Your objective: Restate the records below word for word.

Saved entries
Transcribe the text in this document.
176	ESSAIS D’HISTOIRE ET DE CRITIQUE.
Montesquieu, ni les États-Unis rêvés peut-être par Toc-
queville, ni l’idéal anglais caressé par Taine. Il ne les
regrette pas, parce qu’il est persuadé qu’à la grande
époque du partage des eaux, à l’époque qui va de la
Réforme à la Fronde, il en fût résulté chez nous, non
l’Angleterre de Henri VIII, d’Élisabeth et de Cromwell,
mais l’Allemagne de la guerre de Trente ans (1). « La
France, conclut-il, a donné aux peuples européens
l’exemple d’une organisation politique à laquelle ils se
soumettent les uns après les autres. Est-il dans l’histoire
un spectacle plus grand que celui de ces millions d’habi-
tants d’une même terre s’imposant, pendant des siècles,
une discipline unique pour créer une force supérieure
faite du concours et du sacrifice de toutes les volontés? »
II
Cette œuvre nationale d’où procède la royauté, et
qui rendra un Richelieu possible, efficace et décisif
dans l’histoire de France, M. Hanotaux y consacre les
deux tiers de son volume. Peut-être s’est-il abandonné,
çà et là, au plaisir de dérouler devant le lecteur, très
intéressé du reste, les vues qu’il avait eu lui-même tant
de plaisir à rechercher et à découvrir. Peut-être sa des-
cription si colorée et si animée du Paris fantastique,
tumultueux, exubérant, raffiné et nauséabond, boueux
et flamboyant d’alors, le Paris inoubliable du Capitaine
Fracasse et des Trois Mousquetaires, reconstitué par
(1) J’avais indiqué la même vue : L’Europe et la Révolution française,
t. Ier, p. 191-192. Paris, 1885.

Final result:
Transcribe the text in this document.
176	ESSAIS D’HISTOIRE ET DE CRITIQUE.
Montesquieu, ni les États-Unis rêvés peut-être par Toc-
queville, ni l’idéal anglais caressé par Taine. Il ne les
regrette pas, parce qu’il est persuadé qu’à la grande
époque du partage des eaux, à l’époque qui va de la
Réforme à la Fronde, il en fût résulté chez nous, non
l’Angleterre de Henri VIII, d’Élisabeth et de Cromwell,
mais l’Allemagne de la guerre de Trente ans (1). « La
France, conclut-il, a donné aux peuples européens
l’exemple d’une organisation politique à laquelle ils se
soumettent les uns après les autres. Est-il dans l’histoire
un spectacle plus grand que celui de ces millions d’habi-
tants d’une même terre s’imposant, pendant des siècles,
une discipline unique pour créer une force supérieure
faite du concours et du sacrifice de toutes les volontés? »
II
Cette œuvre nationale d’où procède la royauté, et
qui rendra un Richelieu possible, efficace et décisif
dans l’histoire de France, M. Hanotaux y consacre les
deux tiers de son volume. Peut-être s’est-il abandonné,
çà et là, au plaisir de dérouler devant le lecteur, très
intéressé du reste, les vues qu’il avait eu lui-même tant
de plaisir à rechercher et à découvrir. Peut-être sa des-
cription si colorée et si animée du Paris fantastique,
tumultueux, exubérant, raffiné et nauséabond, boueux
et flamboyant d’alors, le Paris inoubliable du Capitaine
Fracasse et des Trois Mousquetaires, reconstitué par
(1) J’avais indiqué la même vue : L’Europe et la Révolution française,
t. Ier, p. 191-192. Paris, 1885.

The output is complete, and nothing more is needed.